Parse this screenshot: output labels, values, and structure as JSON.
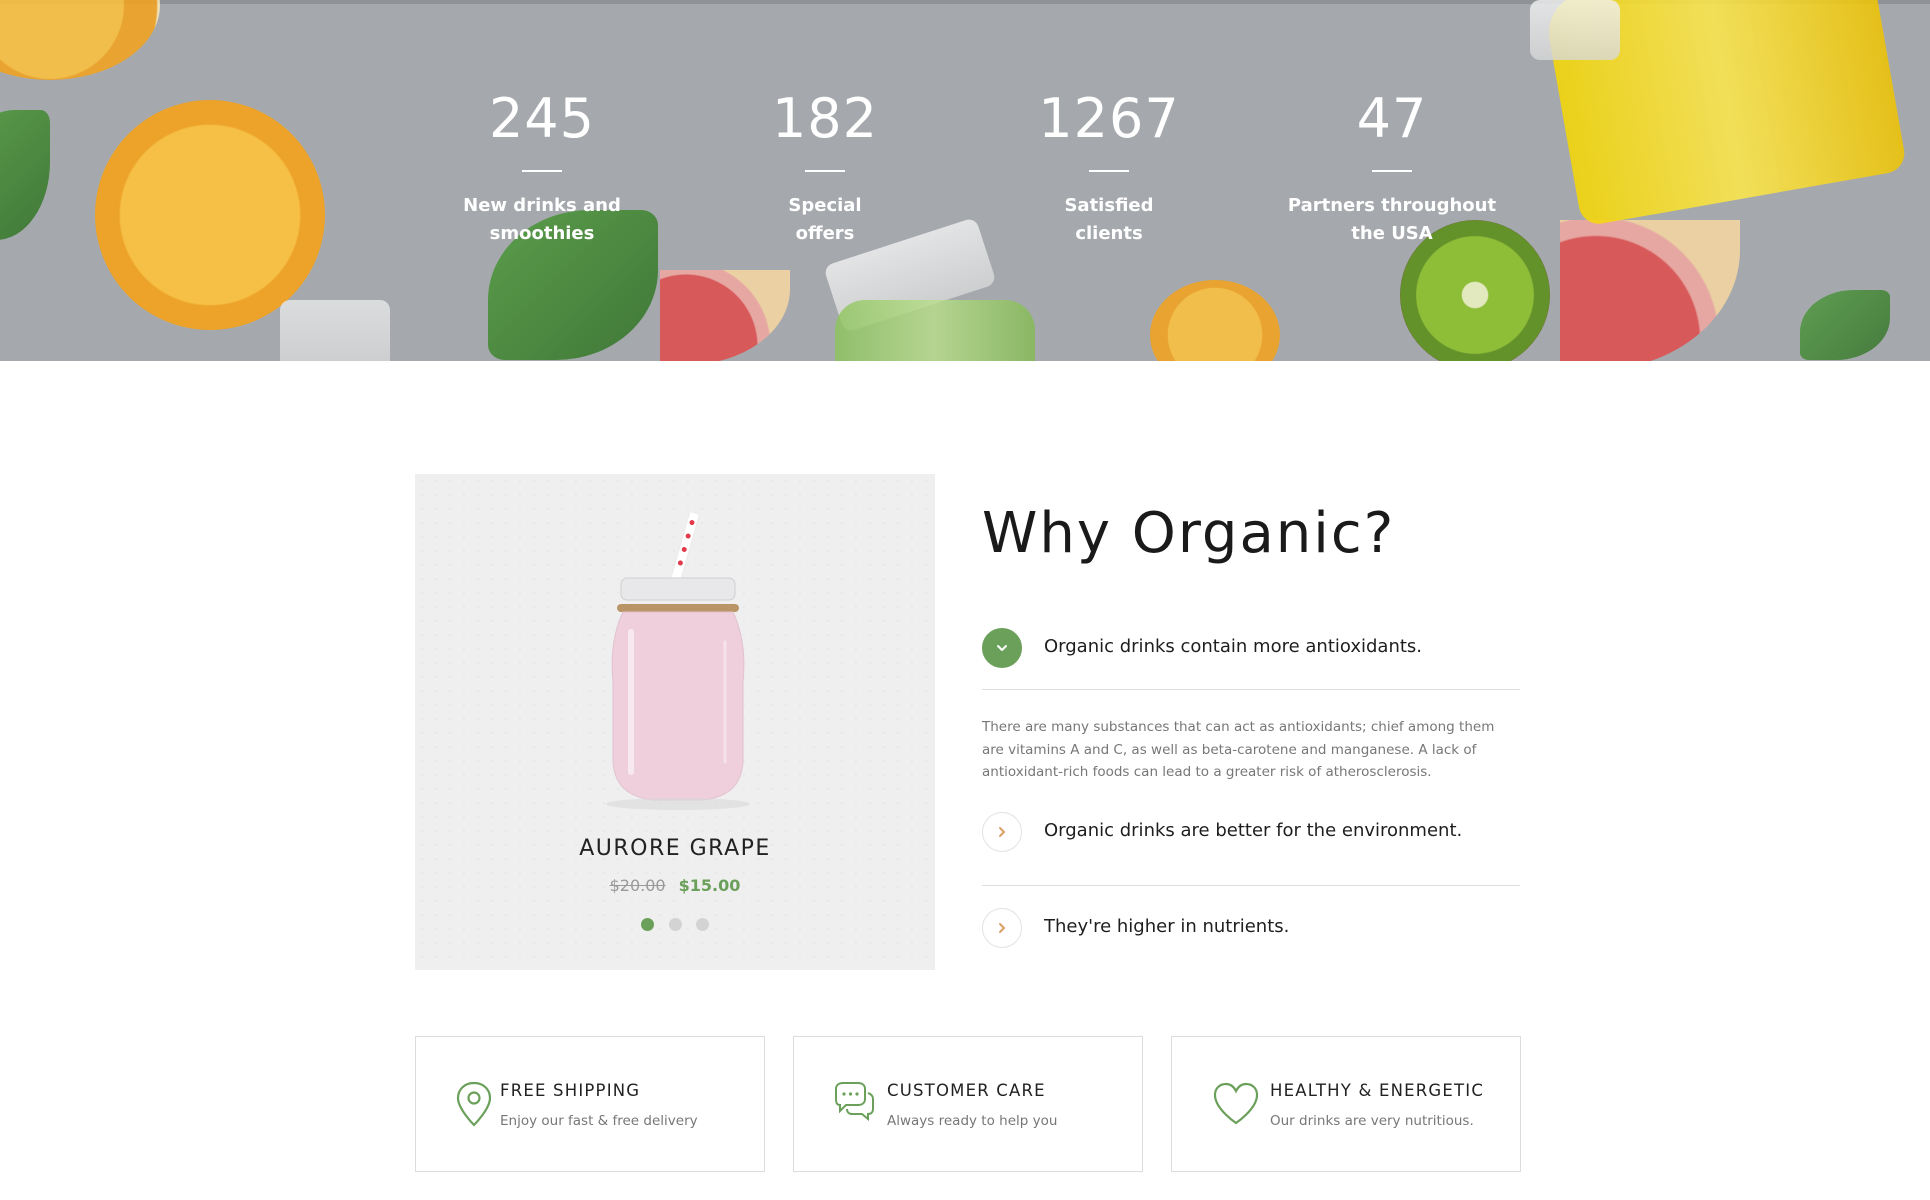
{
  "stats": [
    {
      "number": "245",
      "label_line1": "New drinks and",
      "label_line2": "smoothies"
    },
    {
      "number": "182",
      "label_line1": "Special",
      "label_line2": "offers"
    },
    {
      "number": "1267",
      "label_line1": "Satisfied",
      "label_line2": "clients"
    },
    {
      "number": "47",
      "label_line1": "Partners throughout",
      "label_line2": "the USA"
    }
  ],
  "product": {
    "name": "AURORE GRAPE",
    "old_price": "$20.00",
    "new_price": "$15.00",
    "slide_count": 3,
    "active_slide": 1
  },
  "why": {
    "heading": "Why Organic?",
    "items": [
      {
        "title": "Organic drinks contain more antioxidants.",
        "expanded": true,
        "body": "There are many substances that can act as antioxidants; chief among them are vitamins A and C, as well as beta-carotene and manganese. A lack of antioxidant-rich foods can lead to a greater risk of atherosclerosis."
      },
      {
        "title": "Organic drinks are better for the environment.",
        "expanded": false
      },
      {
        "title": "They're higher in nutrients.",
        "expanded": false
      }
    ]
  },
  "features": [
    {
      "icon": "map-pin-icon",
      "title": "FREE SHIPPING",
      "subtitle": "Enjoy our fast & free delivery"
    },
    {
      "icon": "chat-bubbles-icon",
      "title": "CUSTOMER CARE",
      "subtitle": "Always ready to help you"
    },
    {
      "icon": "heart-icon",
      "title": "HEALTHY & ENERGETIC",
      "subtitle": "Our drinks are very nutritious."
    }
  ],
  "colors": {
    "accent_green": "#6aa05a",
    "hero_overlay": "#a5a9ad",
    "chevron_orange": "#d9a06a"
  }
}
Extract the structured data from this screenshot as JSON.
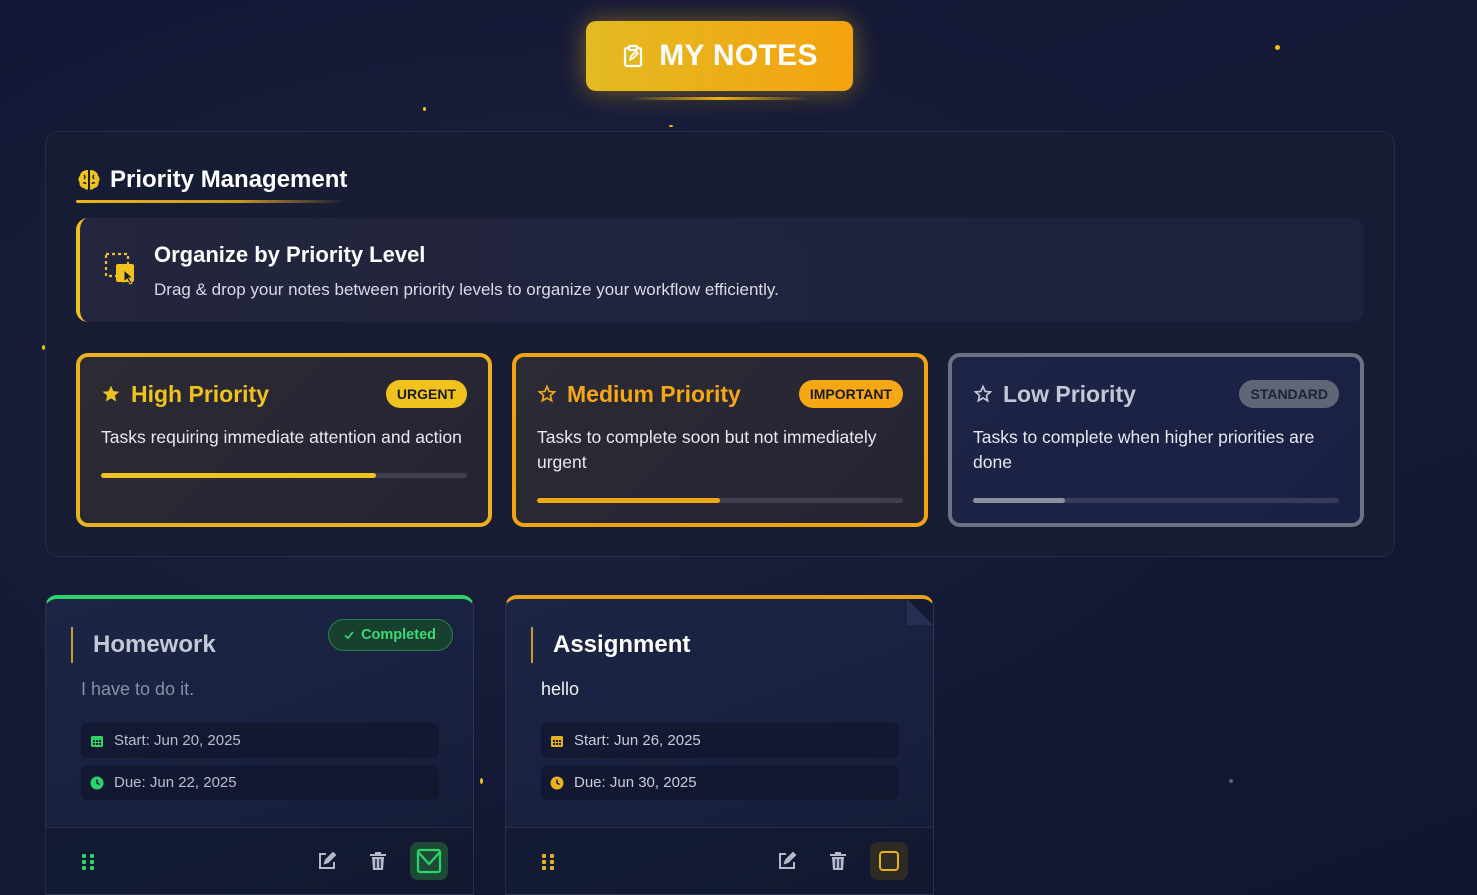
{
  "header": {
    "title": "MY NOTES",
    "icon": "clipboard-icon"
  },
  "panel": {
    "title": "Priority Management",
    "icon": "brain-icon",
    "info": {
      "icon": "drag-drop-icon",
      "title": "Organize by Priority Level",
      "description": "Drag & drop your notes between priority levels to organize your workflow efficiently."
    },
    "levels": [
      {
        "name": "High Priority",
        "badge": "URGENT",
        "description": "Tasks requiring immediate attention and action",
        "progress": 0.75,
        "color": "#f0c21e",
        "icon": "star-filled-icon"
      },
      {
        "name": "Medium Priority",
        "badge": "IMPORTANT",
        "description": "Tasks to complete soon but not immediately urgent",
        "progress": 0.5,
        "color": "#f5a714",
        "icon": "star-outline-icon"
      },
      {
        "name": "Low Priority",
        "badge": "STANDARD",
        "description": "Tasks to complete when higher priorities are done",
        "progress": 0.25,
        "color": "#8a909e",
        "icon": "star-outline-icon"
      }
    ]
  },
  "notes": [
    {
      "title": "Homework",
      "status": "Completed",
      "body": "I have to do it.",
      "start": "Start: Jun 20, 2025",
      "due": "Due: Jun 22, 2025",
      "accent": "#2bd46a",
      "checked": true
    },
    {
      "title": "Assignment",
      "status": "",
      "body": "hello",
      "start": "Start: Jun 26, 2025",
      "due": "Due: Jun 30, 2025",
      "accent": "#e8a21a",
      "checked": false
    }
  ]
}
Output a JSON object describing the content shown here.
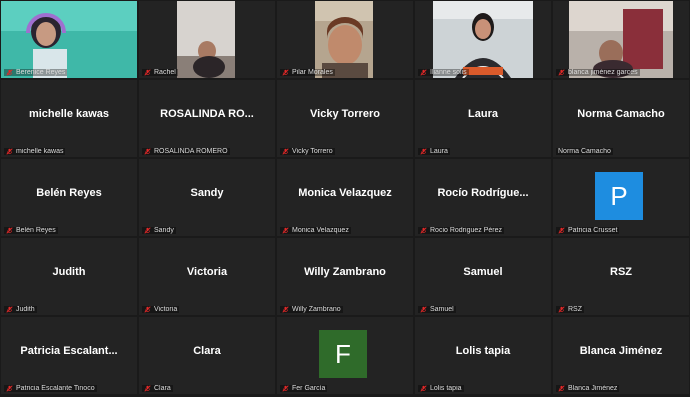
{
  "colors": {
    "tile_bg": "#232323",
    "mute_red": "#e02828",
    "avatar_blue": "#1e8de0",
    "avatar_green": "#2f6b2a"
  },
  "participants": [
    {
      "label": "Berenice Reyes"
    },
    {
      "label": "Rachel"
    },
    {
      "label": "Pilar Morales"
    },
    {
      "label": "Ilianne solis"
    },
    {
      "label": "blanca jiménez garces"
    },
    {
      "name": "michelle kawas",
      "label": "michelle kawas"
    },
    {
      "name": "ROSALINDA RO...",
      "label": "ROSALINDA ROMERO"
    },
    {
      "name": "Vicky Torrero",
      "label": "Vicky Torrero"
    },
    {
      "name": "Laura",
      "label": "Laura"
    },
    {
      "name": "Norma Camacho",
      "label": "Norma Camacho"
    },
    {
      "name": "Belén Reyes",
      "label": "Belén Reyes"
    },
    {
      "name": "Sandy",
      "label": "Sandy"
    },
    {
      "name": "Monica Velazquez",
      "label": "Monica Velazquez"
    },
    {
      "name": "Rocío Rodrígue...",
      "label": "Rocio Rodriguez Pérez"
    },
    {
      "avatar": "P",
      "label": "Patricia Crusset"
    },
    {
      "name": "Judith",
      "label": "Judith"
    },
    {
      "name": "Victoria",
      "label": "Victoria"
    },
    {
      "name": "Willy Zambrano",
      "label": "Willy Zambrano"
    },
    {
      "name": "Samuel",
      "label": "Samuel"
    },
    {
      "name": "RSZ",
      "label": "RSZ"
    },
    {
      "name": "Patricia Escalant...",
      "label": "Patricia Escalante Tinoco"
    },
    {
      "name": "Clara",
      "label": "Clara"
    },
    {
      "avatar": "F",
      "label": "Fer García"
    },
    {
      "name": "Lolis tapia",
      "label": "Lolis tapia"
    },
    {
      "name": "Blanca Jiménez",
      "label": "Blanca Jiménez"
    }
  ]
}
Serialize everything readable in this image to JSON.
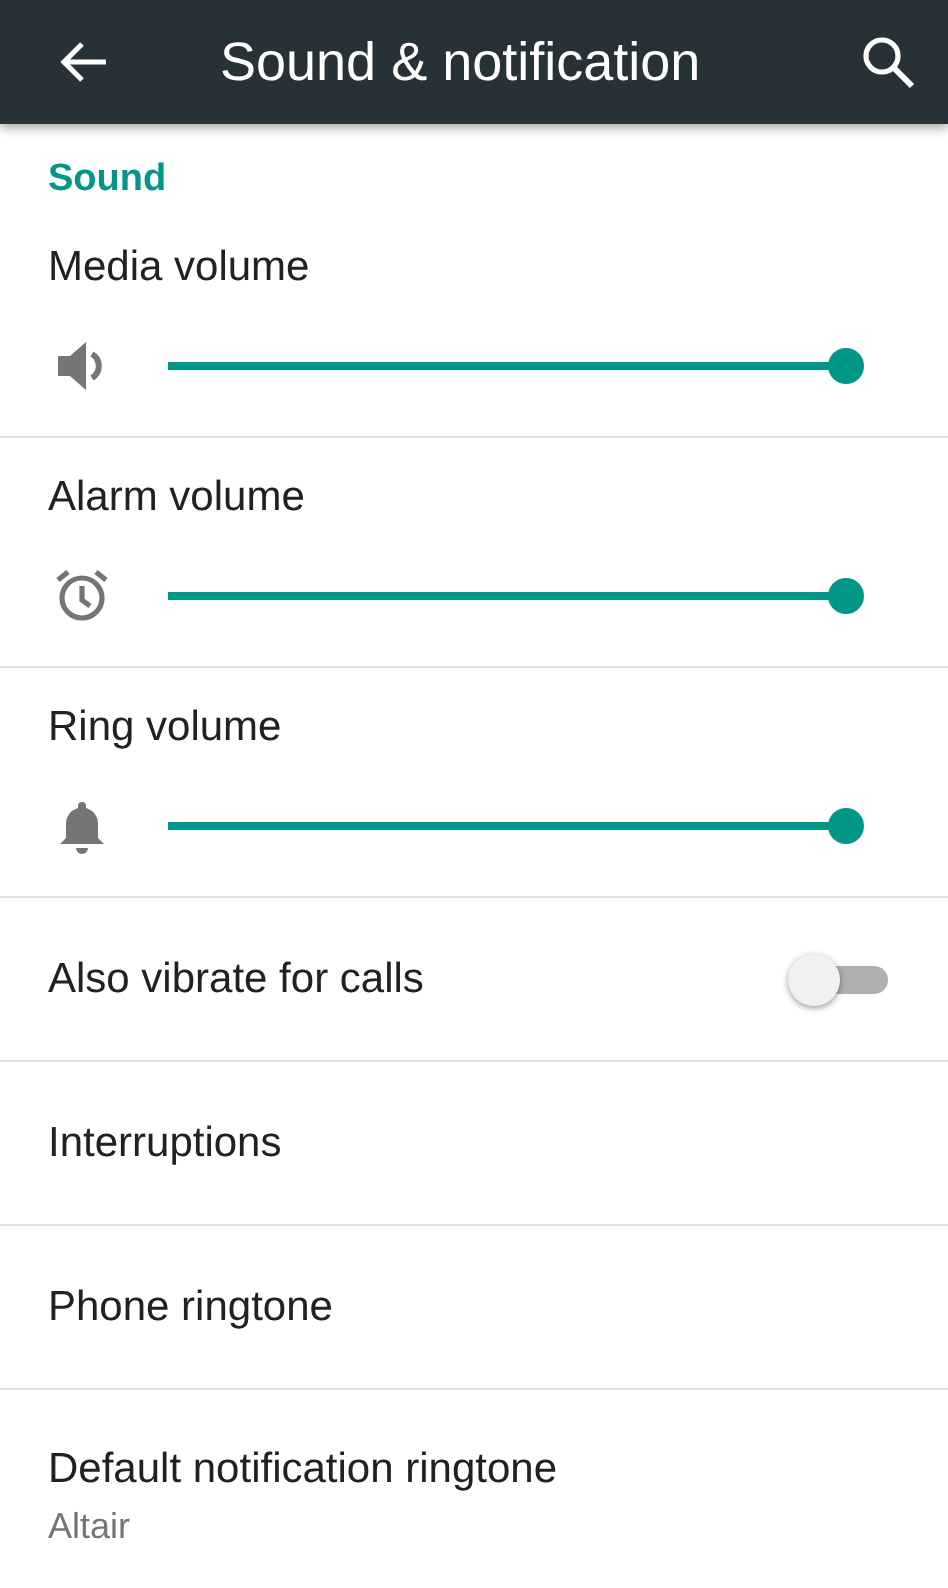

* _Given problem_
Make an exact copy of the whole listing, but don't bring over any pictures.

* _Response_
Parse this screenshot: output labels, values, and structure as JSON.
{
  "stats": [
    {
      "number": "245",
      "label_line1": "New drinks and",
      "label_line2": "smoothies"
    },
    {
      "number": "182",
      "label_line1": "Special",
      "label_line2": "offers"
    },
    {
      "number": "1267",
      "label_line1": "Satisfied",
      "label_line2": "clients"
    },
    {
      "number": "47",
      "label_line1": "Partners throughout",
      "label_line2": "the USA"
    }
  ],
  "product": {
    "name": "AURORE GRAPE",
    "old_price": "$20.00",
    "new_price": "$15.00",
    "slide_count": 3,
    "active_slide": 1
  },
  "why": {
    "heading": "Why Organic?",
    "items": [
      {
        "title": "Organic drinks contain more antioxidants.",
        "expanded": true,
        "body": "There are many substances that can act as antioxidants; chief among them are vitamins A and C, as well as beta-carotene and manganese. A lack of antioxidant-rich foods can lead to a greater risk of atherosclerosis."
      },
      {
        "title": "Organic drinks are better for the environment.",
        "expanded": false
      },
      {
        "title": "They're higher in nutrients.",
        "expanded": false
      }
    ]
  },
  "features": [
    {
      "icon": "map-pin-icon",
      "title": "FREE SHIPPING",
      "subtitle": "Enjoy our fast & free delivery"
    },
    {
      "icon": "chat-bubbles-icon",
      "title": "CUSTOMER CARE",
      "subtitle": "Always ready to help you"
    },
    {
      "icon": "heart-icon",
      "title": "HEALTHY & ENERGETIC",
      "subtitle": "Our drinks are very nutritious."
    }
  ],
  "colors": {
    "accent_green": "#6aa05a",
    "hero_overlay": "#a5a9ad",
    "chevron_orange": "#d9a06a"
  }
}
Extract the structured data from this screenshot as JSON.
{
  "header": {
    "title": "MY NOTES",
    "icon": "clipboard-icon"
  },
  "panel": {
    "title": "Priority Management",
    "icon": "brain-icon",
    "info": {
      "icon": "drag-drop-icon",
      "title": "Organize by Priority Level",
      "description": "Drag & drop your notes between priority levels to organize your workflow efficiently."
    },
    "levels": [
      {
        "name": "High Priority",
        "badge": "URGENT",
        "description": "Tasks requiring immediate attention and action",
        "progress": 0.75,
        "color": "#f0c21e",
        "icon": "star-filled-icon"
      },
      {
        "name": "Medium Priority",
        "badge": "IMPORTANT",
        "description": "Tasks to complete soon but not immediately urgent",
        "progress": 0.5,
        "color": "#f5a714",
        "icon": "star-outline-icon"
      },
      {
        "name": "Low Priority",
        "badge": "STANDARD",
        "description": "Tasks to complete when higher priorities are done",
        "progress": 0.25,
        "color": "#8a909e",
        "icon": "star-outline-icon"
      }
    ]
  },
  "notes": [
    {
      "title": "Homework",
      "status": "Completed",
      "body": "I have to do it.",
      "start": "Start: Jun 20, 2025",
      "due": "Due: Jun 22, 2025",
      "accent": "#2bd46a",
      "checked": true
    },
    {
      "title": "Assignment",
      "status": "",
      "body": "hello",
      "start": "Start: Jun 26, 2025",
      "due": "Due: Jun 30, 2025",
      "accent": "#e8a21a",
      "checked": false
    }
  ]
}
Output a JSON object describing the content shown here.
{
  "colors": {
    "tile_bg": "#232323",
    "mute_red": "#e02828",
    "avatar_blue": "#1e8de0",
    "avatar_green": "#2f6b2a"
  },
  "participants": [
    {
      "label": "Berenice Reyes"
    },
    {
      "label": "Rachel"
    },
    {
      "label": "Pilar Morales"
    },
    {
      "label": "Ilianne solis"
    },
    {
      "label": "blanca jiménez garces"
    },
    {
      "name": "michelle kawas",
      "label": "michelle kawas"
    },
    {
      "name": "ROSALINDA RO...",
      "label": "ROSALINDA ROMERO"
    },
    {
      "name": "Vicky Torrero",
      "label": "Vicky Torrero"
    },
    {
      "name": "Laura",
      "label": "Laura"
    },
    {
      "name": "Norma Camacho",
      "label": "Norma Camacho"
    },
    {
      "name": "Belén Reyes",
      "label": "Belén Reyes"
    },
    {
      "name": "Sandy",
      "label": "Sandy"
    },
    {
      "name": "Monica Velazquez",
      "label": "Monica Velazquez"
    },
    {
      "name": "Rocío Rodrígue...",
      "label": "Rocio Rodriguez Pérez"
    },
    {
      "avatar": "P",
      "label": "Patricia Crusset"
    },
    {
      "name": "Judith",
      "label": "Judith"
    },
    {
      "name": "Victoria",
      "label": "Victoria"
    },
    {
      "name": "Willy Zambrano",
      "label": "Willy Zambrano"
    },
    {
      "name": "Samuel",
      "label": "Samuel"
    },
    {
      "name": "RSZ",
      "label": "RSZ"
    },
    {
      "name": "Patricia Escalant...",
      "label": "Patricia Escalante Tinoco"
    },
    {
      "name": "Clara",
      "label": "Clara"
    },
    {
      "avatar": "F",
      "label": "Fer García"
    },
    {
      "name": "Lolis tapia",
      "label": "Lolis tapia"
    },
    {
      "name": "Blanca Jiménez",
      "label": "Blanca Jiménez"
    }
  ]
}
Serialize everything readable in this image to JSON.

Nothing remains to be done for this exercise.